[AUFGABE 1]: Gib aus den Datensätzen alles von der Zeile mit „Itemize the components“ bis hinunter zur Zeile mit „80, 239, 90]“ unverändert wieder, beide Zeilen eingeschlossen.

[LESETEXT]:
_ _ _ _ _

Totalschaden – was muss ich als Unfallgeschädigter über diesen Begriff wissen?

1. Erklärung des Begriffs Totalschaden
a. Wenn man unverschuldet in einen Verkehrsunfall verwickelt wurde, hat man grundsätzlich einen Schadenersatzanspruch gegen den Unfallgegner und die gegnerische Haftpflichtversicherung. Man ist so zu stellen, wie ohne Unfall. Alle unfallbedingten Schäden sind zu ersetzen. Man darf sich jedoch nicht bereichern.

Bei der Berechnung des Schadens ergeben sich in der Praxis jedoch viele Probleme. Dabei geht es in erster Linie um die Einstufung des Schadens und in zweiter Linie um die sich daraus ergebenden Schadenersatzansprüche. Je nach Konstellation gibt es unterschiedliche Ergebnisse. Man muss auch berücksichtigen, ob der Unfallgeschädigte zum Abzug der Vorsteuer berechtigt ist und das unfallbeschädigte Fahrzeug in seinem Betriebsvermögen hat. In dem folgenden Artikel gehen wir zunächst von einer Privatperson aus, so dass grundsätzlich die Bruttobeträge berücksichtigt werden müssen.

b. Der Begriff des Totalschadens ist gesetzlich nicht definiert.

Um den folgenden Text verstehen zu können, muss man folgende Begriffe kennen bzw. verstanden haben:

  1. Wiederbeschaffungswert (ist der Ausgangspunkt für die Berechnung)
  2. Restwert
  3.  Reparaturkosten (laut Gutachten)
  4. Minderwert
  5. Wiederbeschaffungsaufwand 

c. Ein wirtschaftlicher Totalschaden liegt in der Regel vor, wenn die Reparaturkosten (in der Regel brutto) und eine eventuell angefallene Wertminderung den Wiederbeschaffungswert (In der Regel brutto) übersteigen. Dies hat der Bundesgerichtshof bereits mit Urteil vom 15.10.1991 festgestellt.

Das Urteil können Sie hier nachlesen.

Man spricht also von einem wirtschaftlichen Totalschaden, wenn eine Reparatur technisch zwar möglich, aber wirtschaftlich nicht sinnvoll ist, da die Reparaturkosten (und ggf. ein Minderwert) mindestens so hoch wie der Wiederbeschaffungswert des Fahrzeugs sind.

Aus technischer Sicht ist eine Reparatur fast immer möglich. Der Begriff des Totalschadens wird daher aus wirtschaftlicher Sicht betrachtet und bewertet.

Totalschaden

2. Probleme in der Praxis

In der Praxis gibt es viele Probleme bei der Unfallregulierung. Dies liegt zum einen daran, dass die Unfallgeschädigten sich nicht auskennen und verunsichert sind. Zum anderen versuchen die Haftpflichtversicherung mit allen Mitteln die Unfallregulierung zu steuern, so dass naturgemäß unterschiedliche Interessen aufeinander stoßen. Oft werden Unfallgeschädigte sogar „abgezockt„. Einen Artikel zur „Abzocke“ gibt es hier zum Nachlesen.

_ _ _ _ _

[AUSGANGSDATEN]:
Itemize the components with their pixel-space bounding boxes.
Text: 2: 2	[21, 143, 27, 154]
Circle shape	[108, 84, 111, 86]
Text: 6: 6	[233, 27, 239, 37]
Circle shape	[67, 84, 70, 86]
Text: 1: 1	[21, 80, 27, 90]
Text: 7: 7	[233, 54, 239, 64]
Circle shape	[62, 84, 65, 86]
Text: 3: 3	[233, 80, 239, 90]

_ _ _ _ _

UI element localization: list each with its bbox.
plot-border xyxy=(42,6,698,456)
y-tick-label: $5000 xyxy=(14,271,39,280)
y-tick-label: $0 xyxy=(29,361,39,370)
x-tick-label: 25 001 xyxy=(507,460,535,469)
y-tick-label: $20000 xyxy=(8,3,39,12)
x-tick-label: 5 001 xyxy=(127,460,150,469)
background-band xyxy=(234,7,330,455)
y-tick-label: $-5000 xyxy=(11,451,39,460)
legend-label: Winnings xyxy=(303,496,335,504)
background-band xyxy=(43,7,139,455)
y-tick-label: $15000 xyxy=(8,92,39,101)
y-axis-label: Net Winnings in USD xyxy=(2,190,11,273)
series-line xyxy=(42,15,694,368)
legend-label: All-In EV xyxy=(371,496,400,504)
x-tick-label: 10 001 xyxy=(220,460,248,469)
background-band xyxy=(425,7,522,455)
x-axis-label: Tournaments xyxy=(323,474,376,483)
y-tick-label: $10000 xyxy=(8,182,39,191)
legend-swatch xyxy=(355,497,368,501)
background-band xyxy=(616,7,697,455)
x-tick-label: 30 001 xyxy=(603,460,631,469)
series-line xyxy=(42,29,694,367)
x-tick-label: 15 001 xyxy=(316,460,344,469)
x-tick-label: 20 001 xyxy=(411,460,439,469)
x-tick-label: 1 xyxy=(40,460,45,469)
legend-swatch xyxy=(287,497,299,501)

_ _ _ _ _

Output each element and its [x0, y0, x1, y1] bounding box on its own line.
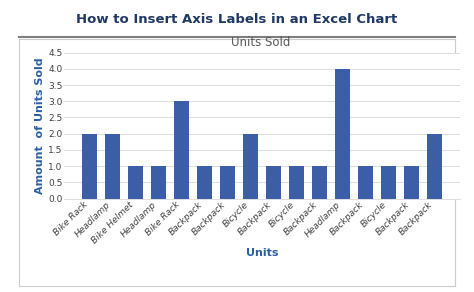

_ _ _ _ _

[AUFGABE 2]: Mit welchem Urteil hat der Bundesgerichtshof laut dem Text über den Totalschaden festgestellt, wann in der Regel ein wirtschaftlicher Totalschaden vorliegt?

[LÖSUNG 1]:
Itemize the components with their pixel-space bounding boxes.
Text: 2: 2	[21, 143, 27, 154]
Circle shape	[108, 84, 111, 86]
Text: 6: 6	[233, 27, 239, 37]
Circle shape	[67, 84, 70, 86]
Text: 1: 1	[21, 80, 27, 90]
Text: 7: 7	[233, 54, 239, 64]
Circle shape	[62, 84, 65, 86]
Text: 3: 3	[233, 80, 239, 90]

[LÖSUNG 2]: Mit Urteil vom 15.10.1991.